* Directive:
Repeat each record exactly as written, and drop any images.

Dataset items
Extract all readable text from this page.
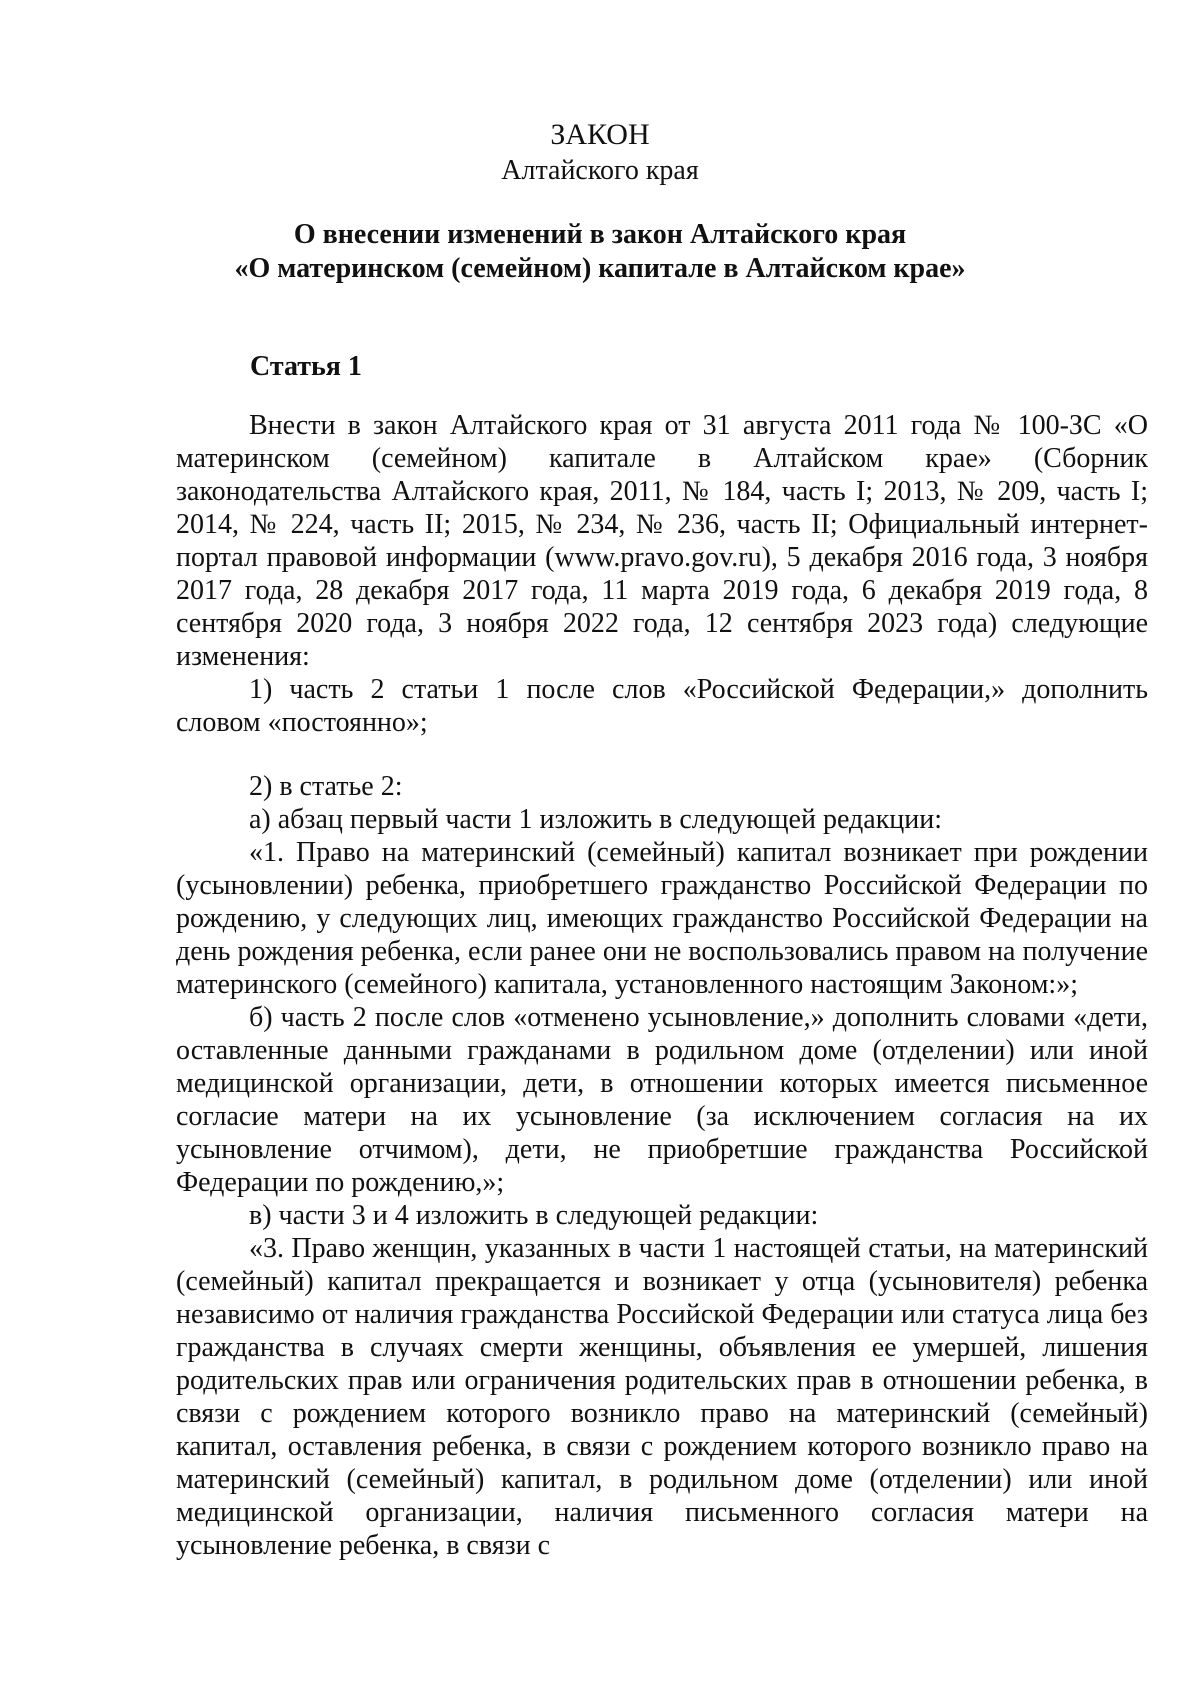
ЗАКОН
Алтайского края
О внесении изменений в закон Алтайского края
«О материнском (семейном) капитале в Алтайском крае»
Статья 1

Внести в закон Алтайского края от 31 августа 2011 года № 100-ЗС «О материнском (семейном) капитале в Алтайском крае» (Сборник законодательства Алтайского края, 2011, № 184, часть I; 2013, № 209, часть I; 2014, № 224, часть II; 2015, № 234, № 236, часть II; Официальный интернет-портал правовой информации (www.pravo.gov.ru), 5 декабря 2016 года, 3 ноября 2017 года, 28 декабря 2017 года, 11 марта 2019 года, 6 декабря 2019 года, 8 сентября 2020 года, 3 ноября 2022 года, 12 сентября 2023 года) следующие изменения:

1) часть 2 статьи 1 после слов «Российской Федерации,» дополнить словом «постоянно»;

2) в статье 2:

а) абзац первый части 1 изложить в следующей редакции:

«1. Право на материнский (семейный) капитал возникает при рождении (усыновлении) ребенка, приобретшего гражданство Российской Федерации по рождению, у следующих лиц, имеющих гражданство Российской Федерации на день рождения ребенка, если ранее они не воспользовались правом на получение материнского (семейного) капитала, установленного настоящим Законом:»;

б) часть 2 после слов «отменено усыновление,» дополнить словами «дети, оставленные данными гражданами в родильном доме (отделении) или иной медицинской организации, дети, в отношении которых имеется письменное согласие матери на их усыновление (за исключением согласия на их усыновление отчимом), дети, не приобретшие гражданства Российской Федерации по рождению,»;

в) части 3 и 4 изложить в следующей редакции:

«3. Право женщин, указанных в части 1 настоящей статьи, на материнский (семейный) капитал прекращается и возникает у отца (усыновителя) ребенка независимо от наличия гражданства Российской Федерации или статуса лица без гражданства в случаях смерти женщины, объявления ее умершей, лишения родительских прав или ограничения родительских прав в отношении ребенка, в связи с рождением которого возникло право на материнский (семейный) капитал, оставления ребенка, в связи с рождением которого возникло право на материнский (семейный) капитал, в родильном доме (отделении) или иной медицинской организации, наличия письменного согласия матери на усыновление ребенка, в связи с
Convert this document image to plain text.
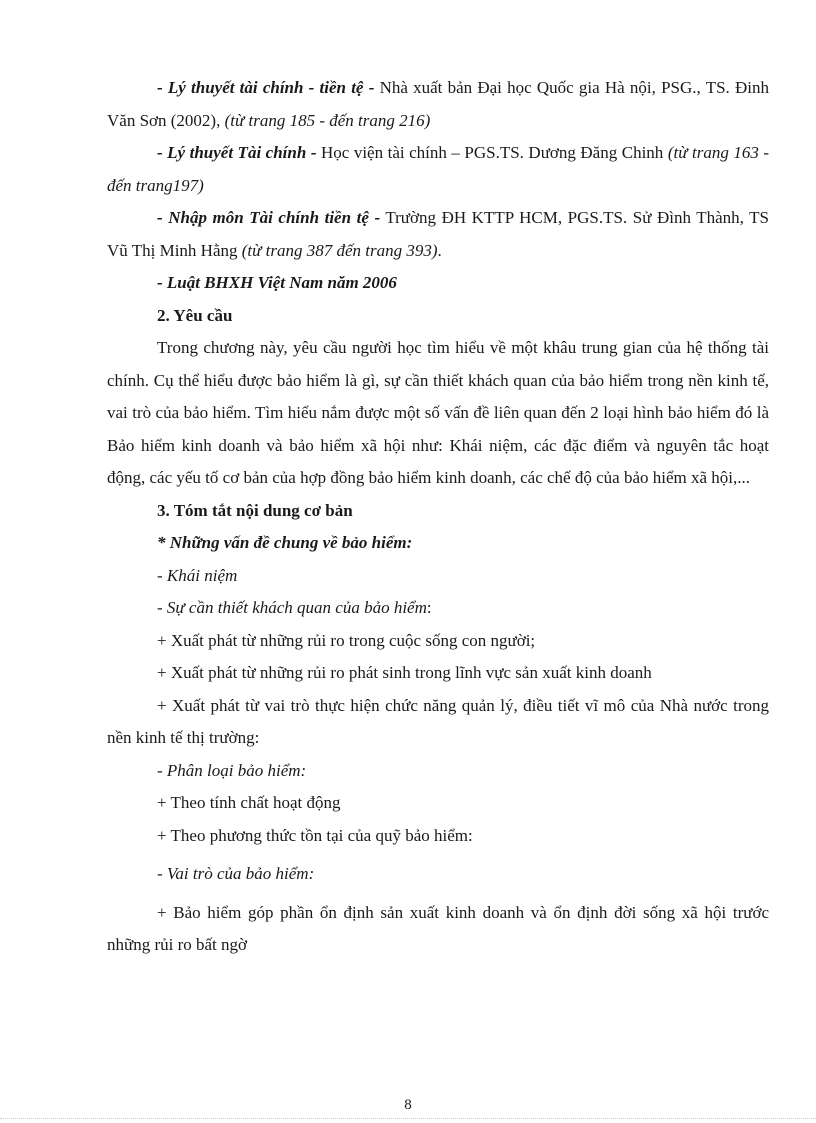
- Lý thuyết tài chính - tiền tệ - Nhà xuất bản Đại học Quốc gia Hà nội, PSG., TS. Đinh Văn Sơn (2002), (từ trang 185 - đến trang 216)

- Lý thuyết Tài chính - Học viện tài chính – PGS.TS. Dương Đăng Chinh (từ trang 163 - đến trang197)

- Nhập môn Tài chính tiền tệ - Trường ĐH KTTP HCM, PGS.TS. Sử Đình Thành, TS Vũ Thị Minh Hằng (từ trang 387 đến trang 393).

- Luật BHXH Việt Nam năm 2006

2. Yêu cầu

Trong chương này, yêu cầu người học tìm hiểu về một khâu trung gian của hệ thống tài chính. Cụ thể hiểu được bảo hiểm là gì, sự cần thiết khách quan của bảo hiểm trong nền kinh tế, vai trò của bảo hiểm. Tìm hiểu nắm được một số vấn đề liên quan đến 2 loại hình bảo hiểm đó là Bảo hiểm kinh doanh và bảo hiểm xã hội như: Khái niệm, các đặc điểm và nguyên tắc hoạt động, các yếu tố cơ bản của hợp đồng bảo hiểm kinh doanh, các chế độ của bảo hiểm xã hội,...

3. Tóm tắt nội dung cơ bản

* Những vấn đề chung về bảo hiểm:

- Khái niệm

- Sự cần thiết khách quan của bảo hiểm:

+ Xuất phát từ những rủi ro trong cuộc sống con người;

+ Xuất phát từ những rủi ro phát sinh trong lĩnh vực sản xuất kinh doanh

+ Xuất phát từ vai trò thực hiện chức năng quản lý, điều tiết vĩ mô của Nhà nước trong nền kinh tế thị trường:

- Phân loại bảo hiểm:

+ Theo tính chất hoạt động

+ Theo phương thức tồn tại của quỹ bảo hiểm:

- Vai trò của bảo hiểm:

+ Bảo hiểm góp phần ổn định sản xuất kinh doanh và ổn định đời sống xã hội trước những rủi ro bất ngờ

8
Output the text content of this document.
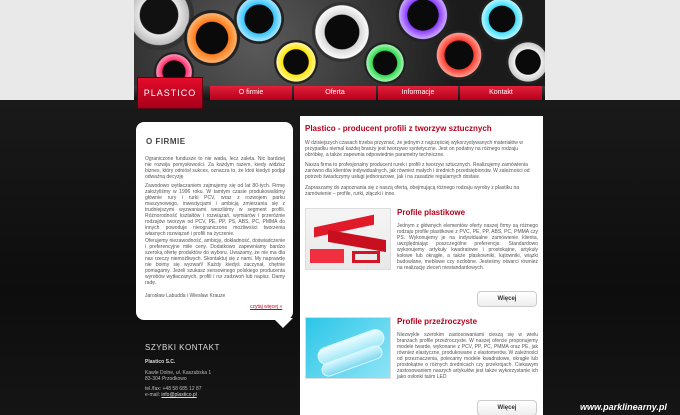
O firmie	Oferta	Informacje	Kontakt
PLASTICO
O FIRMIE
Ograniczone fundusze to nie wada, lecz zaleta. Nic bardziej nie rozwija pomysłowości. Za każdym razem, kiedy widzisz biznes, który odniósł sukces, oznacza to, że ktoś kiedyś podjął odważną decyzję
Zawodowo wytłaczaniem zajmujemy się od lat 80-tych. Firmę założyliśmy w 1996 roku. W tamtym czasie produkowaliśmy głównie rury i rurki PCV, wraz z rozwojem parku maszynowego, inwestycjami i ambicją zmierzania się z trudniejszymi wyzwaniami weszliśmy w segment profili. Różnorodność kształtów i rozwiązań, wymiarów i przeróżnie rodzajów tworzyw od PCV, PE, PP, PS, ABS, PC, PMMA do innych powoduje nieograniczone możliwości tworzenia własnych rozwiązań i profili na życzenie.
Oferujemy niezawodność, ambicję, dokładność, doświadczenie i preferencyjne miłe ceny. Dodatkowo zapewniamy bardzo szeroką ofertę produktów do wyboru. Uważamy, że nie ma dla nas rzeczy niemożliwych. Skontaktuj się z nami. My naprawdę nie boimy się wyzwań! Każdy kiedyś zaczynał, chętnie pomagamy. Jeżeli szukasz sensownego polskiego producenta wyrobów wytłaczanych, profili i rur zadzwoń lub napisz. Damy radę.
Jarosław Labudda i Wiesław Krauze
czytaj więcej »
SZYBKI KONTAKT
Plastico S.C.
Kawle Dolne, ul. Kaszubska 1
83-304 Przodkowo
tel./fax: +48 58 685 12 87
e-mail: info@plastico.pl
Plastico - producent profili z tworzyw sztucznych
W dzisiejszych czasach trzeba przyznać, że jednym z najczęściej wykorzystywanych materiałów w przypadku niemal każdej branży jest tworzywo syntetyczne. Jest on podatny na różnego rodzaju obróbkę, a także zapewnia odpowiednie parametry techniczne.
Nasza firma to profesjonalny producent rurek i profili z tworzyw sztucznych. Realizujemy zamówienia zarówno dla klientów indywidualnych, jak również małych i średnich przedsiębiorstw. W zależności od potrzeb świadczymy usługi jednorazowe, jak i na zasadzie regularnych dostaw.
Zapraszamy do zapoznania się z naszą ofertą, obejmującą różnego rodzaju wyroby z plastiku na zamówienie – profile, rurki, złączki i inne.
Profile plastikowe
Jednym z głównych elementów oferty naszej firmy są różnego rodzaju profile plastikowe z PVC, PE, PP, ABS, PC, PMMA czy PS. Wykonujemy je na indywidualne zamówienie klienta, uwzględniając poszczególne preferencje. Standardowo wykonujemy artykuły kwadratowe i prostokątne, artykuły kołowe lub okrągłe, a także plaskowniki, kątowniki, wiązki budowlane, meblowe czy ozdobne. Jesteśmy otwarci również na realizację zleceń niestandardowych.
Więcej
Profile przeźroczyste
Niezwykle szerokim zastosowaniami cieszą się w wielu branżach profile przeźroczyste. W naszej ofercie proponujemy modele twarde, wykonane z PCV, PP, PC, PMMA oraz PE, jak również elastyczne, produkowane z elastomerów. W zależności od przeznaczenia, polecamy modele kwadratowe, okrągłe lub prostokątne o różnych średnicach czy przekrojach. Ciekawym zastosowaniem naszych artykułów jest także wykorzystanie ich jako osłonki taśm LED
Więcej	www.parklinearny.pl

* Response for this exercise:
Extract all readable text from this page.
ЗАКОН
Алтайского края
О внесении изменений в закон Алтайского края
«О материнском (семейном) капитале в Алтайском крае»
Статья 1

Внести в закон Алтайского края от 31 августа 2011 года № 100-ЗС «О материнском (семейном) капитале в Алтайском крае» (Сборник законодательства Алтайского края, 2011, № 184, часть I; 2013, № 209, часть I; 2014, № 224, часть II; 2015, № 234, № 236, часть II; Официальный интернет-портал правовой информации (www.pravo.gov.ru), 5 декабря 2016 года, 3 ноября 2017 года, 28 декабря 2017 года, 11 марта 2019 года, 6 декабря 2019 года, 8 сентября 2020 года, 3 ноября 2022 года, 12 сентября 2023 года) следующие изменения:

1) часть 2 статьи 1 после слов «Российской Федерации,» дополнить словом «постоянно»;

2) в статье 2:

а) абзац первый части 1 изложить в следующей редакции:

«1. Право на материнский (семейный) капитал возникает при рождении (усыновлении) ребенка, приобретшего гражданство Российской Федерации по рождению, у следующих лиц, имеющих гражданство Российской Федерации на день рождения ребенка, если ранее они не воспользовались правом на получение материнского (семейного) капитала, установленного настоящим Законом:»;

б) часть 2 после слов «отменено усыновление,» дополнить словами «дети, оставленные данными гражданами в родильном доме (отделении) или иной медицинской организации, дети, в отношении которых имеется письменное согласие матери на их усыновление (за исключением согласия на их усыновление отчимом), дети, не приобретшие гражданства Российской Федерации по рождению,»;

в) части 3 и 4 изложить в следующей редакции:

«3. Право женщин, указанных в части 1 настоящей статьи, на материнский (семейный) капитал прекращается и возникает у отца (усыновителя) ребенка независимо от наличия гражданства Российской Федерации или статуса лица без гражданства в случаях смерти женщины, объявления ее умершей, лишения родительских прав или ограничения родительских прав в отношении ребенка, в связи с рождением которого возникло право на материнский (семейный) капитал, оставления ребенка, в связи с рождением которого возникло право на материнский (семейный) капитал, в родильном доме (отделении) или иной медицинской организации, наличия письменного согласия матери на усыновление ребенка, в связи с
Convert this document image to plain text.
- Lý thuyết tài chính - tiền tệ - Nhà xuất bản Đại học Quốc gia Hà nội, PSG., TS. Đinh Văn Sơn (2002), (từ trang 185 - đến trang 216)

- Lý thuyết Tài chính - Học viện tài chính – PGS.TS. Dương Đăng Chinh (từ trang 163 - đến trang197)

- Nhập môn Tài chính tiền tệ - Trường ĐH KTTP HCM, PGS.TS. Sử Đình Thành, TS Vũ Thị Minh Hằng (từ trang 387 đến trang 393).

- Luật BHXH Việt Nam năm 2006

2. Yêu cầu

Trong chương này, yêu cầu người học tìm hiểu về một khâu trung gian của hệ thống tài chính. Cụ thể hiểu được bảo hiểm là gì, sự cần thiết khách quan của bảo hiểm trong nền kinh tế, vai trò của bảo hiểm. Tìm hiểu nắm được một số vấn đề liên quan đến 2 loại hình bảo hiểm đó là Bảo hiểm kinh doanh và bảo hiểm xã hội như: Khái niệm, các đặc điểm và nguyên tắc hoạt động, các yếu tố cơ bản của hợp đồng bảo hiểm kinh doanh, các chế độ của bảo hiểm xã hội,...

3. Tóm tắt nội dung cơ bản

* Những vấn đề chung về bảo hiểm:

- Khái niệm

- Sự cần thiết khách quan của bảo hiểm:

+ Xuất phát từ những rủi ro trong cuộc sống con người;

+ Xuất phát từ những rủi ro phát sinh trong lĩnh vực sản xuất kinh doanh

+ Xuất phát từ vai trò thực hiện chức năng quản lý, điều tiết vĩ mô của Nhà nước trong nền kinh tế thị trường:

- Phân loại bảo hiểm:

+ Theo tính chất hoạt động

+ Theo phương thức tồn tại của quỹ bảo hiểm:

- Vai trò của bảo hiểm:

+ Bảo hiểm góp phần ổn định sản xuất kinh doanh và ổn định đời sống xã hội trước những rủi ro bất ngờ

8
Output the text content of this document.
O firmie	Oferta	Informacje	Kontakt
PLASTICO
O FIRMIE
Ograniczone fundusze to nie wada, lecz zaleta. Nic bardziej nie rozwija pomysłowości. Za każdym razem, kiedy widzisz biznes, który odniósł sukces, oznacza to, że ktoś kiedyś podjął odważną decyzję
Zawodowo wytłaczaniem zajmujemy się od lat 80-tych. Firmę założyliśmy w 1996 roku. W tamtym czasie produkowaliśmy głównie rury i rurki PCV, wraz z rozwojem parku maszynowego, inwestycjami i ambicją zmierzania się z trudniejszymi wyzwaniami weszliśmy w segment profili. Różnorodność kształtów i rozwiązań, wymiarów i przeróżnie rodzajów tworzyw od PCV, PE, PP, PS, ABS, PC, PMMA do innych powoduje nieograniczone możliwości tworzenia własnych rozwiązań i profili na życzenie.
Oferujemy niezawodność, ambicję, dokładność, doświadczenie i preferencyjne miłe ceny. Dodatkowo zapewniamy bardzo szeroką ofertę produktów do wyboru. Uważamy, że nie ma dla nas rzeczy niemożliwych. Skontaktuj się z nami. My naprawdę nie boimy się wyzwań! Każdy kiedyś zaczynał, chętnie pomagamy. Jeżeli szukasz sensownego polskiego producenta wyrobów wytłaczanych, profili i rur zadzwoń lub napisz. Damy radę.
Jarosław Labudda i Wiesław Krauze
czytaj więcej »
SZYBKI KONTAKT
Plastico S.C.
Kawle Dolne, ul. Kaszubska 1
83-304 Przodkowo
tel./fax: +48 58 685 12 87
e-mail: info@plastico.pl
Plastico - producent profili z tworzyw sztucznych
W dzisiejszych czasach trzeba przyznać, że jednym z najczęściej wykorzystywanych materiałów w przypadku niemal każdej branży jest tworzywo syntetyczne. Jest on podatny na różnego rodzaju obróbkę, a także zapewnia odpowiednie parametry techniczne.
Nasza firma to profesjonalny producent rurek i profili z tworzyw sztucznych. Realizujemy zamówienia zarówno dla klientów indywidualnych, jak również małych i średnich przedsiębiorstw. W zależności od potrzeb świadczymy usługi jednorazowe, jak i na zasadzie regularnych dostaw.
Zapraszamy do zapoznania się z naszą ofertą, obejmującą różnego rodzaju wyroby z plastiku na zamówienie – profile, rurki, złączki i inne.
Profile plastikowe
Jednym z głównych elementów oferty naszej firmy są różnego rodzaju profile plastikowe z PVC, PE, PP, ABS, PC, PMMA czy PS. Wykonujemy je na indywidualne zamówienie klienta, uwzględniając poszczególne preferencje. Standardowo wykonujemy artykuły kwadratowe i prostokątne, artykuły kołowe lub okrągłe, a także plaskowniki, kątowniki, wiązki budowlane, meblowe czy ozdobne. Jesteśmy otwarci również na realizację zleceń niestandardowych.
Więcej
Profile przeźroczyste
Niezwykle szerokim zastosowaniami cieszą się w wielu branżach profile przeźroczyste. W naszej ofercie proponujemy modele twarde, wykonane z PCV, PP, PC, PMMA oraz PE, jak również elastyczne, produkowane z elastomerów. W zależności od przeznaczenia, polecamy modele kwadratowe, okrągłe lub prostokątne o różnych średnicach czy przekrojach. Ciekawym zastosowaniem naszych artykułów jest także wykorzystanie ich jako osłonki taśm LED
Więcej	www.parklinearny.pl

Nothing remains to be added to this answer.